• Brief
Each record below must be returned exactly as shown.

• Dataset
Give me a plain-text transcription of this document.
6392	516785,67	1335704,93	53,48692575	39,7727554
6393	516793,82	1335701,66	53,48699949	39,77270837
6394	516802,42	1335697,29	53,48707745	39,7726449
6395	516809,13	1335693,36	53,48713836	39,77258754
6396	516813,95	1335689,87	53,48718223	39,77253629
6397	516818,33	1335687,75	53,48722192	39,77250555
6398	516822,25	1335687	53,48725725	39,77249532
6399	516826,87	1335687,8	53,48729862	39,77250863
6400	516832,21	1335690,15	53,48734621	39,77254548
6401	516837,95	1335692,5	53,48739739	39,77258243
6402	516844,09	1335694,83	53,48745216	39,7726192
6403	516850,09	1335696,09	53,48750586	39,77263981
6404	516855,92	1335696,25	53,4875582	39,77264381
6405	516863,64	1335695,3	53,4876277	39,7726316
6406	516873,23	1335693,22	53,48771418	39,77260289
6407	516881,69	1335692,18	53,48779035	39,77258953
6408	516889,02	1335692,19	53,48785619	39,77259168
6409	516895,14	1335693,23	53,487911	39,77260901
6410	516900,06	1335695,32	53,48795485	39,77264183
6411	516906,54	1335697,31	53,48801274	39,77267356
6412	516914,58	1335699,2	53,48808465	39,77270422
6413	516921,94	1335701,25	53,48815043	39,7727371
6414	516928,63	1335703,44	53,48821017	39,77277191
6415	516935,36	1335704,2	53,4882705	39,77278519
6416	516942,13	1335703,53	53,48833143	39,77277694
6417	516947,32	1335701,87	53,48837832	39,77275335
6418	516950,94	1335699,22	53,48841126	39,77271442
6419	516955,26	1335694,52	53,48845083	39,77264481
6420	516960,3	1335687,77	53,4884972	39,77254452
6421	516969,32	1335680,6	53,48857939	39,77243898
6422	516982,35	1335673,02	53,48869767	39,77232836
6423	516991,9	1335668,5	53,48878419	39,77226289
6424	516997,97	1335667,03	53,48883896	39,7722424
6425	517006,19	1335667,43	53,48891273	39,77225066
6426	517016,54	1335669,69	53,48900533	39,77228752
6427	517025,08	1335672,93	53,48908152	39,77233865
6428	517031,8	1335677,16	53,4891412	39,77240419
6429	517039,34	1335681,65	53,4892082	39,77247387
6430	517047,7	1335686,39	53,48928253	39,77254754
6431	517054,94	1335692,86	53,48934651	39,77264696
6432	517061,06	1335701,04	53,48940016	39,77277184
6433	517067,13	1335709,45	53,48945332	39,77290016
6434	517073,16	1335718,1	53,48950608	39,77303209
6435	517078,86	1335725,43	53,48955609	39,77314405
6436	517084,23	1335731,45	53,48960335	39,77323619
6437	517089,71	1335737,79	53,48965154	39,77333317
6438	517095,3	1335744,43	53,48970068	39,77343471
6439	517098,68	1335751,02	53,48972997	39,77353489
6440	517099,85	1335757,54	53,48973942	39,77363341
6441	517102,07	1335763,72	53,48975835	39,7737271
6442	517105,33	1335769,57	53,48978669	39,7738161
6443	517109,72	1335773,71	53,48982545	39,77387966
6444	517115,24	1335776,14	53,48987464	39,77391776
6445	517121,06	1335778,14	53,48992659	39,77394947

• Answer to the task
Give me a plain-text transcription of this document.
6392	516785,67	1335704,93	53,48692575	39,7727554
6393	516793,82	1335701,66	53,48699949	39,77270837
6394	516802,42	1335697,29	53,48707745	39,7726449
6395	516809,13	1335693,36	53,48713836	39,77258754
6396	516813,95	1335689,87	53,48718223	39,77253629
6397	516818,33	1335687,75	53,48722192	39,77250555
6398	516822,25	1335687	53,48725725	39,77249532
6399	516826,87	1335687,8	53,48729862	39,77250863
6400	516832,21	1335690,15	53,48734621	39,77254548
6401	516837,95	1335692,5	53,48739739	39,77258243
6402	516844,09	1335694,83	53,48745216	39,7726192
6403	516850,09	1335696,09	53,48750586	39,77263981
6404	516855,92	1335696,25	53,4875582	39,77264381
6405	516863,64	1335695,3	53,4876277	39,7726316
6406	516873,23	1335693,22	53,48771418	39,77260289
6407	516881,69	1335692,18	53,48779035	39,77258953
6408	516889,02	1335692,19	53,48785619	39,77259168
6409	516895,14	1335693,23	53,487911	39,77260901
6410	516900,06	1335695,32	53,48795485	39,77264183
6411	516906,54	1335697,31	53,48801274	39,77267356
6412	516914,58	1335699,2	53,48808465	39,77270422
6413	516921,94	1335701,25	53,48815043	39,7727371
6414	516928,63	1335703,44	53,48821017	39,77277191
6415	516935,36	1335704,2	53,4882705	39,77278519
6416	516942,13	1335703,53	53,48833143	39,77277694
6417	516947,32	1335701,87	53,48837832	39,77275335
6418	516950,94	1335699,22	53,48841126	39,77271442
6419	516955,26	1335694,52	53,48845083	39,77264481
6420	516960,3	1335687,77	53,4884972	39,77254452
6421	516969,32	1335680,6	53,48857939	39,77243898
6422	516982,35	1335673,02	53,48869767	39,77232836
6423	516991,9	1335668,5	53,48878419	39,77226289
6424	516997,97	1335667,03	53,48883896	39,7722424
6425	517006,19	1335667,43	53,48891273	39,77225066
6426	517016,54	1335669,69	53,48900533	39,77228752
6427	517025,08	1335672,93	53,48908152	39,77233865
6428	517031,8	1335677,16	53,4891412	39,77240419
6429	517039,34	1335681,65	53,4892082	39,77247387
6430	517047,7	1335686,39	53,48928253	39,77254754
6431	517054,94	1335692,86	53,48934651	39,77264696
6432	517061,06	1335701,04	53,48940016	39,77277184
6433	517067,13	1335709,45	53,48945332	39,77290016
6434	517073,16	1335718,1	53,48950608	39,77303209
6435	517078,86	1335725,43	53,48955609	39,77314405
6436	517084,23	1335731,45	53,48960335	39,77323619
6437	517089,71	1335737,79	53,48965154	39,77333317
6438	517095,3	1335744,43	53,48970068	39,77343471
6439	517098,68	1335751,02	53,48972997	39,77353489
6440	517099,85	1335757,54	53,48973942	39,77363341
6441	517102,07	1335763,72	53,48975835	39,7737271
6442	517105,33	1335769,57	53,48978669	39,7738161
6443	517109,72	1335773,71	53,48982545	39,77387966
6444	517115,24	1335776,14	53,48987464	39,77391776
6445	517121,06	1335778,14	53,48992659	39,77394947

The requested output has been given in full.